[Layout dataset entries]
- - - - -

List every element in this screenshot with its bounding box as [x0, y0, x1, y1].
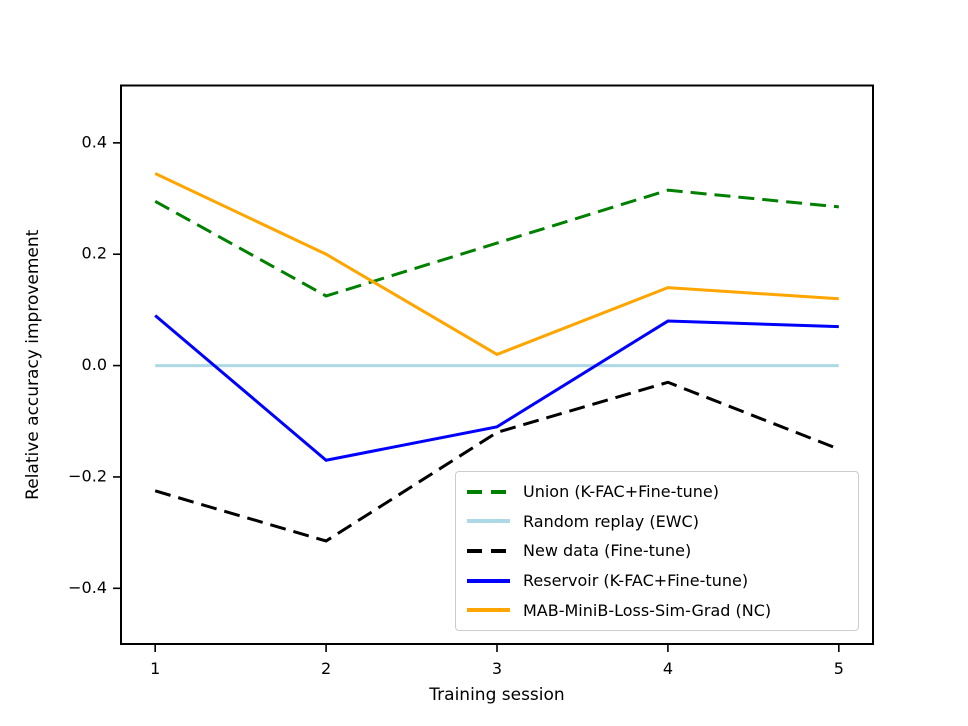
legend-label: MAB-MiniB-Loss-Sim-Grad (NC): [523, 600, 772, 620]
legend-line-sample: [467, 578, 510, 583]
legend-label: Union (K-FAC+Fine-tune): [523, 482, 719, 502]
legend-line-sample: [467, 548, 510, 553]
legend-item: Reservoir (K-FAC+Fine-tune): [467, 566, 858, 596]
legend-line-sample: [467, 519, 510, 524]
legend-item: Random replay (EWC): [467, 507, 858, 537]
y-axis-label: Relative accuracy improvement: [23, 229, 43, 499]
legend-line-sample: [467, 608, 510, 613]
legend: Union (K-FAC+Fine-tune) Random replay (E…: [455, 471, 859, 631]
legend-label: New data (Fine-tune): [523, 541, 692, 561]
y-tick-label: −0.2: [68, 466, 107, 485]
x-tick-label: 2: [321, 659, 331, 678]
legend-item: MAB-MiniB-Loss-Sim-Grad (NC): [467, 595, 858, 625]
x-tick-label: 3: [492, 659, 502, 678]
series-line-4: [154, 172, 839, 357]
legend-label: Random replay (EWC): [523, 511, 699, 531]
y-tick-label: −0.4: [68, 578, 107, 597]
series-line-0: [154, 188, 839, 298]
y-tick-label: 0.2: [82, 244, 107, 263]
series-line-3: [154, 314, 839, 462]
x-axis-label: Training session: [428, 685, 564, 705]
legend-label: Reservoir (K-FAC+Fine-tune): [523, 571, 749, 591]
x-tick-label: 1: [150, 659, 160, 678]
x-tick-label: 5: [834, 659, 844, 678]
y-tick-label: 0.0: [82, 355, 107, 374]
legend-item: Union (K-FAC+Fine-tune): [467, 477, 858, 507]
legend-item: New data (Fine-tune): [467, 536, 858, 566]
legend-line-sample: [467, 489, 510, 494]
x-tick-label: 4: [663, 659, 673, 678]
y-tick-label: 0.4: [82, 132, 107, 151]
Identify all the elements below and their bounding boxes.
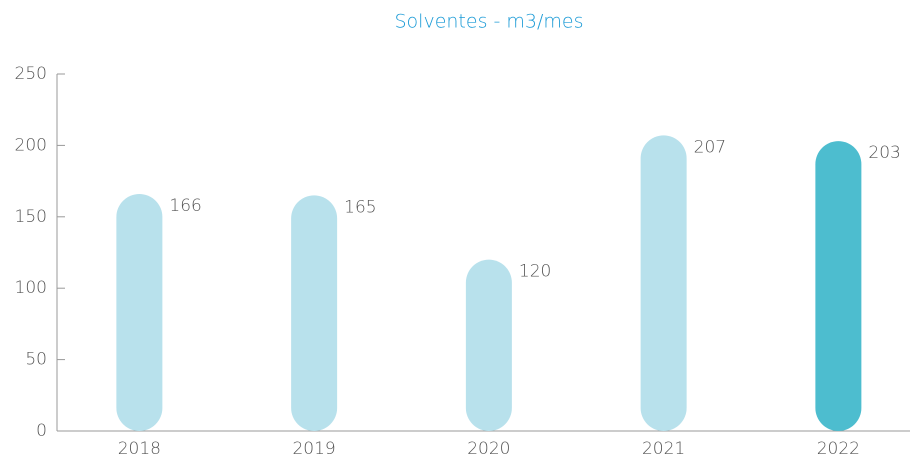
value-label: 120 <box>519 262 551 282</box>
x-tick-label: 2020 <box>467 439 510 459</box>
value-label: 203 <box>868 143 900 163</box>
x-tick-label: 2022 <box>817 439 860 459</box>
y-tick-label: 200 <box>15 135 47 155</box>
value-label: 166 <box>169 196 201 216</box>
bar <box>116 193 163 431</box>
x-tick-label: 2019 <box>292 439 335 459</box>
bar <box>465 259 512 431</box>
y-tick-label: 50 <box>25 350 47 370</box>
bar <box>815 141 862 431</box>
value-label: 165 <box>344 197 376 217</box>
x-tick-label: 2018 <box>118 439 161 459</box>
bar <box>640 135 687 432</box>
x-tick-label: 2021 <box>642 439 685 459</box>
y-tick-label: 0 <box>36 421 47 441</box>
value-label: 207 <box>694 137 726 157</box>
chart-title: Solventes - m3/mes <box>394 11 583 33</box>
y-tick-label: 250 <box>15 64 47 84</box>
y-tick-label: 150 <box>15 207 47 227</box>
y-tick-label: 100 <box>15 278 47 298</box>
bar <box>291 195 338 431</box>
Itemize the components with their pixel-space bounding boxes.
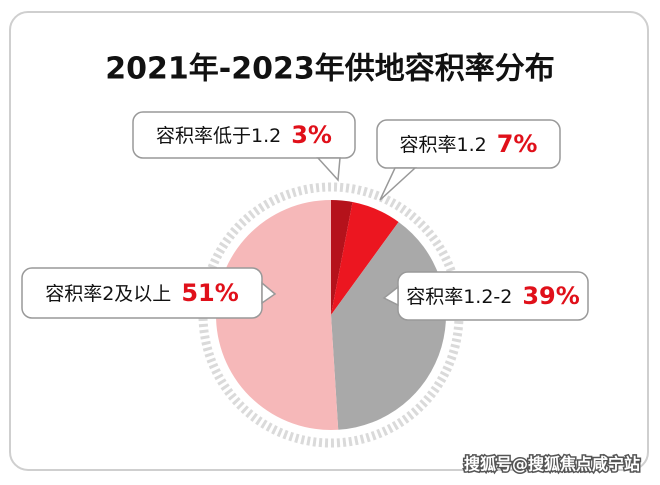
category-label: 容积率低于1.2 [156,125,281,147]
category-label: 容积率2及以上 [45,283,171,305]
callout-cover [134,113,354,157]
pie [215,200,446,431]
callout-cover [23,269,261,317]
callouts: 容积率低于1.2 3% 容积率1.2 7% 容积率1.2-2 39% 容积率2及以上 51% [21,111,589,321]
pie-slice [331,202,399,315]
callout-label: 容积率1.2-2 39% [406,282,580,310]
pie-slice [331,200,353,315]
callout-label: 容积率2及以上 51% [45,279,239,307]
pie-slice [215,200,339,431]
callout-tail [379,167,417,201]
callout-tail [316,157,341,182]
value-label: 51% [181,279,238,307]
value-label: 7% [497,130,538,158]
callout-tail [261,281,277,305]
category-label: 容积率1.2-2 [406,286,512,308]
callout-label: 容积率1.2 7% [400,130,538,158]
chart-title: 2021年-2023年供地容积率分布 [105,52,554,87]
watermark: 搜狐号@搜狐焦点咸宁站 [464,455,640,474]
callout-label: 容积率低于1.2 3% [156,121,332,149]
callout-tail [382,285,399,307]
callout-cover [378,121,559,167]
callout-cover [399,273,587,319]
value-label: 3% [291,121,332,149]
category-label: 容积率1.2 [400,134,487,156]
value-label: 39% [522,282,579,310]
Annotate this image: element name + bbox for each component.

- - - - -

_WRITTEN TASK_.
Reproduce each of the records above without any change, omitting the pictures from your answer.

_SOLVED PROBLEM_.
List every element in this screenshot with its bounding box as [x0, y0, x1, y1].
legend-label: MAB-MiniB-Loss-Sim-Grad (NC): [523, 600, 772, 620]
legend-line-sample: [467, 578, 510, 583]
legend-label: Union (K-FAC+Fine-tune): [523, 482, 719, 502]
legend-line-sample: [467, 548, 510, 553]
legend-item: Reservoir (K-FAC+Fine-tune): [467, 566, 858, 596]
legend-line-sample: [467, 519, 510, 524]
legend-item: Random replay (EWC): [467, 507, 858, 537]
y-axis-label: Relative accuracy improvement: [23, 229, 43, 499]
legend-line-sample: [467, 608, 510, 613]
legend: Union (K-FAC+Fine-tune) Random replay (E…: [455, 471, 859, 631]
legend-label: New data (Fine-tune): [523, 541, 692, 561]
y-tick-label: −0.2: [68, 466, 107, 485]
x-tick-label: 2: [321, 659, 331, 678]
legend-item: MAB-MiniB-Loss-Sim-Grad (NC): [467, 595, 858, 625]
x-tick-label: 3: [492, 659, 502, 678]
series-line-4: [154, 172, 839, 357]
legend-label: Random replay (EWC): [523, 511, 699, 531]
y-tick-label: −0.4: [68, 578, 107, 597]
series-line-0: [154, 188, 839, 298]
y-tick-label: 0.2: [82, 244, 107, 263]
series-line-3: [154, 314, 839, 462]
x-axis-label: Training session: [428, 685, 564, 705]
legend-label: Reservoir (K-FAC+Fine-tune): [523, 571, 749, 591]
x-tick-label: 1: [150, 659, 160, 678]
x-tick-label: 5: [834, 659, 844, 678]
y-tick-label: 0.0: [82, 355, 107, 374]
legend-item: Union (K-FAC+Fine-tune): [467, 477, 858, 507]
legend-item: New data (Fine-tune): [467, 536, 858, 566]
legend-line-sample: [467, 489, 510, 494]
x-tick-label: 4: [663, 659, 673, 678]
y-tick-label: 0.4: [82, 132, 107, 151]
Identify all the elements below and their bounding boxes.
value-label: 120 <box>519 262 551 282</box>
x-tick-label: 2020 <box>467 439 510 459</box>
value-label: 203 <box>868 143 900 163</box>
x-tick-label: 2022 <box>817 439 860 459</box>
y-tick-label: 200 <box>15 135 47 155</box>
value-label: 166 <box>169 196 201 216</box>
bar <box>116 193 163 431</box>
x-tick-label: 2019 <box>292 439 335 459</box>
bar <box>465 259 512 431</box>
y-tick-label: 50 <box>25 350 47 370</box>
bar <box>815 141 862 431</box>
value-label: 165 <box>344 197 376 217</box>
x-tick-label: 2018 <box>118 439 161 459</box>
bar <box>640 135 687 432</box>
x-tick-label: 2021 <box>642 439 685 459</box>
y-tick-label: 0 <box>36 421 47 441</box>
value-label: 207 <box>694 137 726 157</box>
chart-title: Solventes - m3/mes <box>394 11 583 33</box>
y-tick-label: 250 <box>15 64 47 84</box>
y-tick-label: 150 <box>15 207 47 227</box>
y-tick-label: 100 <box>15 278 47 298</box>
bar <box>291 195 338 431</box>
Itemize the components with their pixel-space bounding boxes.
category-label: 容积率低于1.2 [156,125,281,147]
category-label: 容积率2及以上 [45,283,171,305]
callout-cover [134,113,354,157]
pie [215,200,446,431]
callout-cover [23,269,261,317]
callouts: 容积率低于1.2 3% 容积率1.2 7% 容积率1.2-2 39% 容积率2及以上 51% [21,111,589,321]
pie-slice [331,202,399,315]
callout-label: 容积率1.2-2 39% [406,282,580,310]
pie-slice [331,200,353,315]
callout-label: 容积率2及以上 51% [45,279,239,307]
pie-slice [215,200,339,431]
callout-tail [379,167,417,201]
callout-tail [316,157,341,182]
value-label: 51% [181,279,238,307]
value-label: 7% [497,130,538,158]
callout-tail [261,281,277,305]
category-label: 容积率1.2-2 [406,286,512,308]
callout-label: 容积率1.2 7% [400,130,538,158]
chart-title: 2021年-2023年供地容积率分布 [105,52,554,87]
watermark: 搜狐号@搜狐焦点咸宁站 [464,455,640,474]
callout-label: 容积率低于1.2 3% [156,121,332,149]
callout-tail [382,285,399,307]
callout-cover [378,121,559,167]
callout-cover [399,273,587,319]
value-label: 3% [291,121,332,149]
category-label: 容积率1.2 [400,134,487,156]
value-label: 39% [522,282,579,310]
Annotate this image: element name + bbox for each component.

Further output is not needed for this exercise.